→ **Exercise aim**
The data below is to be retyped exactly, line by line.

Dataset entries
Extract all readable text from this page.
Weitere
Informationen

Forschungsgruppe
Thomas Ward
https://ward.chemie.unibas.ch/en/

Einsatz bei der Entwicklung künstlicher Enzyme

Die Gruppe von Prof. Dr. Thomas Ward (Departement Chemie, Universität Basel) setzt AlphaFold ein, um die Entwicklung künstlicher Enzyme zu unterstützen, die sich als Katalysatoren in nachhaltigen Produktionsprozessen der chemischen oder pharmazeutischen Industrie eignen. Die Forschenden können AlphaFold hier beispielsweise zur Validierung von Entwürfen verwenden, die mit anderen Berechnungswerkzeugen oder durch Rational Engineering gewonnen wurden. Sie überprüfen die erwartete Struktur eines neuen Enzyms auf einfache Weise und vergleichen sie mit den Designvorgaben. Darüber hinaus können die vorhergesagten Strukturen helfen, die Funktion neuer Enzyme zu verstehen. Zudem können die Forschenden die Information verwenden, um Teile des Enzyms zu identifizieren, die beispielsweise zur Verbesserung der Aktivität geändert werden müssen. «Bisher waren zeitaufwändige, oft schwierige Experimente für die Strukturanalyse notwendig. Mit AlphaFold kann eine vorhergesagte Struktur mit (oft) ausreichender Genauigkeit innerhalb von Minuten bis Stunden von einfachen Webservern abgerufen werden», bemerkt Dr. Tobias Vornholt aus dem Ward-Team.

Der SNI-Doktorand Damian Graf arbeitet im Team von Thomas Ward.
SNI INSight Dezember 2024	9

→ **Output for this exercise**
Extract all readable text from this page.
Weitere
Informationen

Forschungsgruppe
Thomas Ward
https://ward.chemie.unibas.ch/en/

Einsatz bei der Entwicklung künstlicher Enzyme

Die Gruppe von Prof. Dr. Thomas Ward (Departement Chemie, Universität Basel) setzt AlphaFold ein, um die Entwicklung künstlicher Enzyme zu unterstützen, die sich als Katalysatoren in nachhaltigen Produktionsprozessen der chemischen oder pharmazeutischen Industrie eignen. Die Forschenden können AlphaFold hier beispielsweise zur Validierung von Entwürfen verwenden, die mit anderen Berechnungswerkzeugen oder durch Rational Engineering gewonnen wurden. Sie überprüfen die erwartete Struktur eines neuen Enzyms auf einfache Weise und vergleichen sie mit den Designvorgaben. Darüber hinaus können die vorhergesagten Strukturen helfen, die Funktion neuer Enzyme zu verstehen. Zudem können die Forschenden die Information verwenden, um Teile des Enzyms zu identifizieren, die beispielsweise zur Verbesserung der Aktivität geändert werden müssen. «Bisher waren zeitaufwändige, oft schwierige Experimente für die Strukturanalyse notwendig. Mit AlphaFold kann eine vorhergesagte Struktur mit (oft) ausreichender Genauigkeit innerhalb von Minuten bis Stunden von einfachen Webservern abgerufen werden», bemerkt Dr. Tobias Vornholt aus dem Ward-Team.

Der SNI-Doktorand Damian Graf arbeitet im Team von Thomas Ward.
SNI INSight Dezember 2024	9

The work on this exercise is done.